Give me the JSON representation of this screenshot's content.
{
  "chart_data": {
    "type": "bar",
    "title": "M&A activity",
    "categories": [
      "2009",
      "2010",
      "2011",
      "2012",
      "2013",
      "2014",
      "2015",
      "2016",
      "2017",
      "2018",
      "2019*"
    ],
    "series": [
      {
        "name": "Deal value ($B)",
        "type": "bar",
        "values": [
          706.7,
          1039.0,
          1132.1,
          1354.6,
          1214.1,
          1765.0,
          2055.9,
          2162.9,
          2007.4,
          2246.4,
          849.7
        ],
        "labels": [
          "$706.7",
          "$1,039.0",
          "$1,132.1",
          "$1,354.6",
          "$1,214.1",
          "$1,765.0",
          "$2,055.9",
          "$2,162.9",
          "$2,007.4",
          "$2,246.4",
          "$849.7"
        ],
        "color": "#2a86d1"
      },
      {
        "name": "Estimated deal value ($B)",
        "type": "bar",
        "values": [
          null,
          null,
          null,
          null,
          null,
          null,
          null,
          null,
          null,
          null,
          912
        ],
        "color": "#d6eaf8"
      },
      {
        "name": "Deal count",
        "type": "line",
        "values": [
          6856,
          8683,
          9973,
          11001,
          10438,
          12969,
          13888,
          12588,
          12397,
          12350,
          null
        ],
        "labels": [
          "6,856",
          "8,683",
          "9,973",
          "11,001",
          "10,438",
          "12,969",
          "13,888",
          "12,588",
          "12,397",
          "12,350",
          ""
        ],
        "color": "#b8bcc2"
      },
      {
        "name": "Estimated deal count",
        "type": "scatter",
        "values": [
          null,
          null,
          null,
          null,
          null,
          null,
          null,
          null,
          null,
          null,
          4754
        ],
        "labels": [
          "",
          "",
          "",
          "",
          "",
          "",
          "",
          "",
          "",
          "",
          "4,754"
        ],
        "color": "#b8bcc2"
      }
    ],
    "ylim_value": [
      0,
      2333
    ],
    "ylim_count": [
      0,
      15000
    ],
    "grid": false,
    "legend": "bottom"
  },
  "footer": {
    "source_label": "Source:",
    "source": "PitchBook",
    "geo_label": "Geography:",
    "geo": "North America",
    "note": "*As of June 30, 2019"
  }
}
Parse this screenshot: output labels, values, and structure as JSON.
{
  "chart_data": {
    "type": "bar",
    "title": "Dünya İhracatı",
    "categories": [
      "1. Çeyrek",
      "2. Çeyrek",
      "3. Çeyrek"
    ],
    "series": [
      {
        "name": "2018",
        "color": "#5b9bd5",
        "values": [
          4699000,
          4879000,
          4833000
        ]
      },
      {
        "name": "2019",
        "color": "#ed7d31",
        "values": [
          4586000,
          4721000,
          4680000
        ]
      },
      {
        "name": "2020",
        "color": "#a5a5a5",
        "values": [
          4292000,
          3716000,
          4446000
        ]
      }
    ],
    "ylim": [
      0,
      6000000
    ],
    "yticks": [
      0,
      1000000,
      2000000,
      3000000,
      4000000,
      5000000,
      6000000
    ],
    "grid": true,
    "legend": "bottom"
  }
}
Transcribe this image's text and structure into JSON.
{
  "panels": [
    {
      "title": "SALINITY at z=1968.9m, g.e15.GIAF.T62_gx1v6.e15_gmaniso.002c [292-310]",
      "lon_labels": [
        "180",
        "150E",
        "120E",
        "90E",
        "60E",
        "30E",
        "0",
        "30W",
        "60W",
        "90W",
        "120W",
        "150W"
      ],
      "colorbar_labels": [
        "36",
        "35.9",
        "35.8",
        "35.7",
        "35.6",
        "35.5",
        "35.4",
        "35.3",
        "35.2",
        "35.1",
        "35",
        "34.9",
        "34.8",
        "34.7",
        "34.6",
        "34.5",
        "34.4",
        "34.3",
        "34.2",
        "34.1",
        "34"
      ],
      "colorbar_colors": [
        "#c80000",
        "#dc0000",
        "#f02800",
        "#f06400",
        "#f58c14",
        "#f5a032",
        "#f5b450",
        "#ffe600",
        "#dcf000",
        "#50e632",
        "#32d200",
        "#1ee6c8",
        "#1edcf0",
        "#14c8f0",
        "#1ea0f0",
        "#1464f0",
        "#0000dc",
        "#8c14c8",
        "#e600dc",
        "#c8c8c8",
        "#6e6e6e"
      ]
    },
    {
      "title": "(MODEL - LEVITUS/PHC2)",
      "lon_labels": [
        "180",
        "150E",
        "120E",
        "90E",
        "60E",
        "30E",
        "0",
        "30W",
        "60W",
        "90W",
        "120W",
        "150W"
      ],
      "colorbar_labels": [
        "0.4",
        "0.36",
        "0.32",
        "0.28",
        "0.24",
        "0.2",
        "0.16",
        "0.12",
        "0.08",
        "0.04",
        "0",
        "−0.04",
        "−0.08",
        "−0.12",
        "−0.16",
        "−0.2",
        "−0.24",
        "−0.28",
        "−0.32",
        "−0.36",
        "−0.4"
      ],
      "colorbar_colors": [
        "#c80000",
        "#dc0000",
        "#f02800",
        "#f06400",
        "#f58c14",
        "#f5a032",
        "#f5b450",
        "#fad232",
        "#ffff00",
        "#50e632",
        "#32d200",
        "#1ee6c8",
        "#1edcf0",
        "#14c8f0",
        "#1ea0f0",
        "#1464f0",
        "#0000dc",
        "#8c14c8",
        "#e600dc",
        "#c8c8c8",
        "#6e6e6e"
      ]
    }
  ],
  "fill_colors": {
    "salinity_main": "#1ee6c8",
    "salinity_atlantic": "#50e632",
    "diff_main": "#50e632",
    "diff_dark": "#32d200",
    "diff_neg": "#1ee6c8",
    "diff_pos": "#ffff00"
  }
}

──────────────────────────────

What you need to do
Give an exact copy of all the data shown above.

Task output
Give me the JSON representation of this screenshot's content.
{
  "chart_data": {
    "type": "bar",
    "title": "M&A activity",
    "categories": [
      "2009",
      "2010",
      "2011",
      "2012",
      "2013",
      "2014",
      "2015",
      "2016",
      "2017",
      "2018",
      "2019*"
    ],
    "series": [
      {
        "name": "Deal value ($B)",
        "type": "bar",
        "values": [
          706.7,
          1039.0,
          1132.1,
          1354.6,
          1214.1,
          1765.0,
          2055.9,
          2162.9,
          2007.4,
          2246.4,
          849.7
        ],
        "labels": [
          "$706.7",
          "$1,039.0",
          "$1,132.1",
          "$1,354.6",
          "$1,214.1",
          "$1,765.0",
          "$2,055.9",
          "$2,162.9",
          "$2,007.4",
          "$2,246.4",
          "$849.7"
        ],
        "color": "#2a86d1"
      },
      {
        "name": "Estimated deal value ($B)",
        "type": "bar",
        "values": [
          null,
          null,
          null,
          null,
          null,
          null,
          null,
          null,
          null,
          null,
          912
        ],
        "color": "#d6eaf8"
      },
      {
        "name": "Deal count",
        "type": "line",
        "values": [
          6856,
          8683,
          9973,
          11001,
          10438,
          12969,
          13888,
          12588,
          12397,
          12350,
          null
        ],
        "labels": [
          "6,856",
          "8,683",
          "9,973",
          "11,001",
          "10,438",
          "12,969",
          "13,888",
          "12,588",
          "12,397",
          "12,350",
          ""
        ],
        "color": "#b8bcc2"
      },
      {
        "name": "Estimated deal count",
        "type": "scatter",
        "values": [
          null,
          null,
          null,
          null,
          null,
          null,
          null,
          null,
          null,
          null,
          4754
        ],
        "labels": [
          "",
          "",
          "",
          "",
          "",
          "",
          "",
          "",
          "",
          "",
          "4,754"
        ],
        "color": "#b8bcc2"
      }
    ],
    "ylim_value": [
      0,
      2333
    ],
    "ylim_count": [
      0,
      15000
    ],
    "grid": false,
    "legend": "bottom"
  },
  "footer": {
    "source_label": "Source:",
    "source": "PitchBook",
    "geo_label": "Geography:",
    "geo": "North America",
    "note": "*As of June 30, 2019"
  }
}
Parse this screenshot: output labels, values, and structure as JSON.
{
  "chart_data": {
    "type": "bar",
    "title": "Dünya İhracatı",
    "categories": [
      "1. Çeyrek",
      "2. Çeyrek",
      "3. Çeyrek"
    ],
    "series": [
      {
        "name": "2018",
        "color": "#5b9bd5",
        "values": [
          4699000,
          4879000,
          4833000
        ]
      },
      {
        "name": "2019",
        "color": "#ed7d31",
        "values": [
          4586000,
          4721000,
          4680000
        ]
      },
      {
        "name": "2020",
        "color": "#a5a5a5",
        "values": [
          4292000,
          3716000,
          4446000
        ]
      }
    ],
    "ylim": [
      0,
      6000000
    ],
    "yticks": [
      0,
      1000000,
      2000000,
      3000000,
      4000000,
      5000000,
      6000000
    ],
    "grid": true,
    "legend": "bottom"
  }
}
Transcribe this image's text and structure into JSON.
{
  "panels": [
    {
      "title": "SALINITY at z=1968.9m, g.e15.GIAF.T62_gx1v6.e15_gmaniso.002c [292-310]",
      "lon_labels": [
        "180",
        "150E",
        "120E",
        "90E",
        "60E",
        "30E",
        "0",
        "30W",
        "60W",
        "90W",
        "120W",
        "150W"
      ],
      "colorbar_labels": [
        "36",
        "35.9",
        "35.8",
        "35.7",
        "35.6",
        "35.5",
        "35.4",
        "35.3",
        "35.2",
        "35.1",
        "35",
        "34.9",
        "34.8",
        "34.7",
        "34.6",
        "34.5",
        "34.4",
        "34.3",
        "34.2",
        "34.1",
        "34"
      ],
      "colorbar_colors": [
        "#c80000",
        "#dc0000",
        "#f02800",
        "#f06400",
        "#f58c14",
        "#f5a032",
        "#f5b450",
        "#ffe600",
        "#dcf000",
        "#50e632",
        "#32d200",
        "#1ee6c8",
        "#1edcf0",
        "#14c8f0",
        "#1ea0f0",
        "#1464f0",
        "#0000dc",
        "#8c14c8",
        "#e600dc",
        "#c8c8c8",
        "#6e6e6e"
      ]
    },
    {
      "title": "(MODEL - LEVITUS/PHC2)",
      "lon_labels": [
        "180",
        "150E",
        "120E",
        "90E",
        "60E",
        "30E",
        "0",
        "30W",
        "60W",
        "90W",
        "120W",
        "150W"
      ],
      "colorbar_labels": [
        "0.4",
        "0.36",
        "0.32",
        "0.28",
        "0.24",
        "0.2",
        "0.16",
        "0.12",
        "0.08",
        "0.04",
        "0",
        "−0.04",
        "−0.08",
        "−0.12",
        "−0.16",
        "−0.2",
        "−0.24",
        "−0.28",
        "−0.32",
        "−0.36",
        "−0.4"
      ],
      "colorbar_colors": [
        "#c80000",
        "#dc0000",
        "#f02800",
        "#f06400",
        "#f58c14",
        "#f5a032",
        "#f5b450",
        "#fad232",
        "#ffff00",
        "#50e632",
        "#32d200",
        "#1ee6c8",
        "#1edcf0",
        "#14c8f0",
        "#1ea0f0",
        "#1464f0",
        "#0000dc",
        "#8c14c8",
        "#e600dc",
        "#c8c8c8",
        "#6e6e6e"
      ]
    }
  ],
  "fill_colors": {
    "salinity_main": "#1ee6c8",
    "salinity_atlantic": "#50e632",
    "diff_main": "#50e632",
    "diff_dark": "#32d200",
    "diff_neg": "#1ee6c8",
    "diff_pos": "#ffff00"
  }
}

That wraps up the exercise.